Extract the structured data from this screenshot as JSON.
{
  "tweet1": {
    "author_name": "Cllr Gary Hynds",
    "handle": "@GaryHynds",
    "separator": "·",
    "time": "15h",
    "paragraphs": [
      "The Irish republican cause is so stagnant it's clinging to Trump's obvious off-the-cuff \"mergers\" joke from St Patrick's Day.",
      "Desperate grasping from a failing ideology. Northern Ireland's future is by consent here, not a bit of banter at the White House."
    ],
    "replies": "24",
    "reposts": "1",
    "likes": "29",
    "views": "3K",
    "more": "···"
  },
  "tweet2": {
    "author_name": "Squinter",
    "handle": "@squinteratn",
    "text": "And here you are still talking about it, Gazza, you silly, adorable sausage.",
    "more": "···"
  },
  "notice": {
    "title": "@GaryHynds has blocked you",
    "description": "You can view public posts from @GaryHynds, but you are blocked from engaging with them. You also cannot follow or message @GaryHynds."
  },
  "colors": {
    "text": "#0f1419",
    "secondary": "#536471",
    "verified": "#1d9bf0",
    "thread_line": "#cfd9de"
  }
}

#### Objective
Write out the whole listing again, exactly as it stands.

#### Output for this task
Extract the structured data from this screenshot as JSON.
{
  "tweet1": {
    "author_name": "Cllr Gary Hynds",
    "handle": "@GaryHynds",
    "separator": "·",
    "time": "15h",
    "paragraphs": [
      "The Irish republican cause is so stagnant it's clinging to Trump's obvious off-the-cuff \"mergers\" joke from St Patrick's Day.",
      "Desperate grasping from a failing ideology. Northern Ireland's future is by consent here, not a bit of banter at the White House."
    ],
    "replies": "24",
    "reposts": "1",
    "likes": "29",
    "views": "3K",
    "more": "···"
  },
  "tweet2": {
    "author_name": "Squinter",
    "handle": "@squinteratn",
    "text": "And here you are still talking about it, Gazza, you silly, adorable sausage.",
    "more": "···"
  },
  "notice": {
    "title": "@GaryHynds has blocked you",
    "description": "You can view public posts from @GaryHynds, but you are blocked from engaging with them. You also cannot follow or message @GaryHynds."
  },
  "colors": {
    "text": "#0f1419",
    "secondary": "#536471",
    "verified": "#1d9bf0",
    "thread_line": "#cfd9de"
  }
}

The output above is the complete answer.